[BEGIN Data supplied]

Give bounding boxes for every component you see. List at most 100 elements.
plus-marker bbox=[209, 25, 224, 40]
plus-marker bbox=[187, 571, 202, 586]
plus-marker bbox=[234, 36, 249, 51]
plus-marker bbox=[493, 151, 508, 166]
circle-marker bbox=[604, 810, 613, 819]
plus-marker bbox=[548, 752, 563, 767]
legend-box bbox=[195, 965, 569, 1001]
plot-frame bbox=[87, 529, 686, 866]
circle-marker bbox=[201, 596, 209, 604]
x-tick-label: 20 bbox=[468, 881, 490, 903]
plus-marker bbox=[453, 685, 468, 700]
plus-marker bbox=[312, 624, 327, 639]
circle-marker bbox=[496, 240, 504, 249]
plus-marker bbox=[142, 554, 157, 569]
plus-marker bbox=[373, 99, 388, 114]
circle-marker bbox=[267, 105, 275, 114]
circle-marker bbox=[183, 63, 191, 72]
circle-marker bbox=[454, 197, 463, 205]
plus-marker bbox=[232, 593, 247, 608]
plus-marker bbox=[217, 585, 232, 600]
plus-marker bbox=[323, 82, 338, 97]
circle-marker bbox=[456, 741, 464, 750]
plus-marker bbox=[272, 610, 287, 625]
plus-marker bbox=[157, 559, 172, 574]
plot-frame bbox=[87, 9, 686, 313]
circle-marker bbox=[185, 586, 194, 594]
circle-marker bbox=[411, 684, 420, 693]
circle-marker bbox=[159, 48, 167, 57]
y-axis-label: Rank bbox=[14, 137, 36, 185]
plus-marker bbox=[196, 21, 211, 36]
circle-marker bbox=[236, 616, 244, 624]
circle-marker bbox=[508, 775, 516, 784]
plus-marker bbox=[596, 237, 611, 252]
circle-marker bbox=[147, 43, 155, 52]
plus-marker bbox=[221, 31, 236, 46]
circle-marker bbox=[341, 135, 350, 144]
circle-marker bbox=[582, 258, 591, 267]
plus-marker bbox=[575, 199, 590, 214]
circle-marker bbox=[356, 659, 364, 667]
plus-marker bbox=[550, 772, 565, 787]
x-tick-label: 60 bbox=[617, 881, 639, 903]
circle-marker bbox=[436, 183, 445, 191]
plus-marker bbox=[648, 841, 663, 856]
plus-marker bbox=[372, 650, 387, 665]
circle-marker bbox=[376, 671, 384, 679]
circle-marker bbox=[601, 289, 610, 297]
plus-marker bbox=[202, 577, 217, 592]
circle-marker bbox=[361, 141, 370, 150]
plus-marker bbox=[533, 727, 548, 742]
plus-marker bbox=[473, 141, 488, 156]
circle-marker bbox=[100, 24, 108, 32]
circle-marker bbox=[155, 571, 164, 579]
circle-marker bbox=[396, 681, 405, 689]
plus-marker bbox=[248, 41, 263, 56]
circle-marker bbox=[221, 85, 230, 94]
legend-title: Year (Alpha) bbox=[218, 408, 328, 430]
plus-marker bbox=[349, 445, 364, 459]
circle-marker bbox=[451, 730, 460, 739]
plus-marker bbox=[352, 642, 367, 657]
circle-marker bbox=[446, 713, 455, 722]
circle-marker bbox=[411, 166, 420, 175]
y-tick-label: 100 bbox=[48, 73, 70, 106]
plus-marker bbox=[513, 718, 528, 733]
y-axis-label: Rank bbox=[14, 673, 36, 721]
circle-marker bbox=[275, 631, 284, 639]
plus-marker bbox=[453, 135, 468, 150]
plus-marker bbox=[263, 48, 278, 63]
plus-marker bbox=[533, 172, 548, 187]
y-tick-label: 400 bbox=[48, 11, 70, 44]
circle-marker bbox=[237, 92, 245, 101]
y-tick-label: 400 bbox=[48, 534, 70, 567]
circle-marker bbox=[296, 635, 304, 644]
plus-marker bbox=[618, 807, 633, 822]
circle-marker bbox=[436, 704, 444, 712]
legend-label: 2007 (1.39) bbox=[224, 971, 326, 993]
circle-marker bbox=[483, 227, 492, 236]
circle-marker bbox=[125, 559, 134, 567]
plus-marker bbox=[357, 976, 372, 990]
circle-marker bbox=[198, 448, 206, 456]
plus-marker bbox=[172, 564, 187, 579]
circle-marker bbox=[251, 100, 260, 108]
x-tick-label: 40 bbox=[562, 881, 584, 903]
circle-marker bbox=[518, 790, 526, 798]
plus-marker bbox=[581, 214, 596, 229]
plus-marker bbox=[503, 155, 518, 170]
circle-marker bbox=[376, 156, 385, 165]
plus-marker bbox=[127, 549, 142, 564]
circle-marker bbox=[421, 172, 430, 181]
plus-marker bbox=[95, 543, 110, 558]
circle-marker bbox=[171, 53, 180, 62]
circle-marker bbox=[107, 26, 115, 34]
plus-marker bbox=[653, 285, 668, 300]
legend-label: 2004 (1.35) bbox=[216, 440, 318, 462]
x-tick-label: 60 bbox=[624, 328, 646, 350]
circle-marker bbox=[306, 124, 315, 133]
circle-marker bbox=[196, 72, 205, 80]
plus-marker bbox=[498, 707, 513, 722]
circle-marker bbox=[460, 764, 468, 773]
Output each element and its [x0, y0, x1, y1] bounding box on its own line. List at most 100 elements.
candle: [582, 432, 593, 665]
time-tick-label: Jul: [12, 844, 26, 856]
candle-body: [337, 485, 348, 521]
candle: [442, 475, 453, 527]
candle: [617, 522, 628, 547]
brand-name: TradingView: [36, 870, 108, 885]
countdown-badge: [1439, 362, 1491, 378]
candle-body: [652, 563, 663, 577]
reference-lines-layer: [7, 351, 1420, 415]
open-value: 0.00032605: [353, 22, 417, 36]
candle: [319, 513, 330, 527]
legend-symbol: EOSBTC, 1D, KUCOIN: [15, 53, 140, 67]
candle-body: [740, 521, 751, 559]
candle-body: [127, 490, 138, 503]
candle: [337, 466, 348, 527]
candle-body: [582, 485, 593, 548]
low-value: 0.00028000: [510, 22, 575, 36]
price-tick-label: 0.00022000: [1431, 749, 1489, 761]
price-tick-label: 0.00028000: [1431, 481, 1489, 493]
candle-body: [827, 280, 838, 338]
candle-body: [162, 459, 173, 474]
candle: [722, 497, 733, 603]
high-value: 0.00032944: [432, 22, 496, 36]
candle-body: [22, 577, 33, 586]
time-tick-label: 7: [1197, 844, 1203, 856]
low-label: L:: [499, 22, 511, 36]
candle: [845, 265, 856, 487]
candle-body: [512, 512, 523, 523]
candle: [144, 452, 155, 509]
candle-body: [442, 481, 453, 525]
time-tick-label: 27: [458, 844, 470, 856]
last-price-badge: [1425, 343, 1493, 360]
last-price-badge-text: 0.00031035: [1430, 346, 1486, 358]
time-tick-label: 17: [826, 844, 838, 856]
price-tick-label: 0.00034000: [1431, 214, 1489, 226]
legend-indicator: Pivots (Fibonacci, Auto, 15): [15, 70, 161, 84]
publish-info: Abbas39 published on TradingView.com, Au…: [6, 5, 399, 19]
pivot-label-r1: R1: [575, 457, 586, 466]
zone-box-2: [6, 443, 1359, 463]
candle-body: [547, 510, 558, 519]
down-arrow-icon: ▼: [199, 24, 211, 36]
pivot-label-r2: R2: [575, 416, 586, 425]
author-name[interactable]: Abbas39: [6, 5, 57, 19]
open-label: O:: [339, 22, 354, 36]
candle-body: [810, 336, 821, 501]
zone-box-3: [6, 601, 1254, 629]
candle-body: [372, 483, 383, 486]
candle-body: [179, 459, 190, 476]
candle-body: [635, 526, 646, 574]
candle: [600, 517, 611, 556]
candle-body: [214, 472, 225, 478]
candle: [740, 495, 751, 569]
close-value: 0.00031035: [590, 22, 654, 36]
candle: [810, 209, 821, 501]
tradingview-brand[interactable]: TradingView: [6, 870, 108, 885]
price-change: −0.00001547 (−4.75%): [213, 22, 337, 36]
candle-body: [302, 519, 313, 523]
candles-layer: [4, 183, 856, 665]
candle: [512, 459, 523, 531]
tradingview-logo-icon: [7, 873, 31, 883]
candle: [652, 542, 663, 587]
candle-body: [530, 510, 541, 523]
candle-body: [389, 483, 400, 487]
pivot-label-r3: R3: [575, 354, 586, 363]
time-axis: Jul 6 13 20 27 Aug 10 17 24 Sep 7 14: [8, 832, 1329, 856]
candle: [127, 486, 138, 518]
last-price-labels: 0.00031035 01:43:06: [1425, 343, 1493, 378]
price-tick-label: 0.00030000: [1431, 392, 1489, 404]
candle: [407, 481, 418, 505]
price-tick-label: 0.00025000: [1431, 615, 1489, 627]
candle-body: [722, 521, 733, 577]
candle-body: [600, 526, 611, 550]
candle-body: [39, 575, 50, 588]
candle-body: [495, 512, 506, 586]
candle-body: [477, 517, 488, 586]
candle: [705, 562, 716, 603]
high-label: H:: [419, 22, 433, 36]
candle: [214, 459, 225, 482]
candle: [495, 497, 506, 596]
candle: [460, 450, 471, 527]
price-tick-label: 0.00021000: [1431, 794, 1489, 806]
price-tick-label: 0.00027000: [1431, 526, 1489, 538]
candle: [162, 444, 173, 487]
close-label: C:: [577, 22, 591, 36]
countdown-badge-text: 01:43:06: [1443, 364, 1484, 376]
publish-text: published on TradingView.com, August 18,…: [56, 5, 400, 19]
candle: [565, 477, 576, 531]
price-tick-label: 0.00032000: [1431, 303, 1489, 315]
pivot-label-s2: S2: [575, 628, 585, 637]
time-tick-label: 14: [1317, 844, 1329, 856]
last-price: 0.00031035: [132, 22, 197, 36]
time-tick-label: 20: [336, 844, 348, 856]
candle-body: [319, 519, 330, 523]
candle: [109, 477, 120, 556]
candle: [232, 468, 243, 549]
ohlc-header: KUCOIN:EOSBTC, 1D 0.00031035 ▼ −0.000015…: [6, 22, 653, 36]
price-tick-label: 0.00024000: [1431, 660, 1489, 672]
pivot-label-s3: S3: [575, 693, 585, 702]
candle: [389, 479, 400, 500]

[END Data supplied]

### Goal
Repeat the material word for word, from its first line through the line containing "circle-marker bbox=[201, 596, 209, 604]", including both.

### Worked solution
Give bounding boxes for every component you see. List at most 100 elements.
plus-marker bbox=[209, 25, 224, 40]
plus-marker bbox=[187, 571, 202, 586]
plus-marker bbox=[234, 36, 249, 51]
plus-marker bbox=[493, 151, 508, 166]
circle-marker bbox=[604, 810, 613, 819]
plus-marker bbox=[548, 752, 563, 767]
legend-box bbox=[195, 965, 569, 1001]
plot-frame bbox=[87, 529, 686, 866]
circle-marker bbox=[201, 596, 209, 604]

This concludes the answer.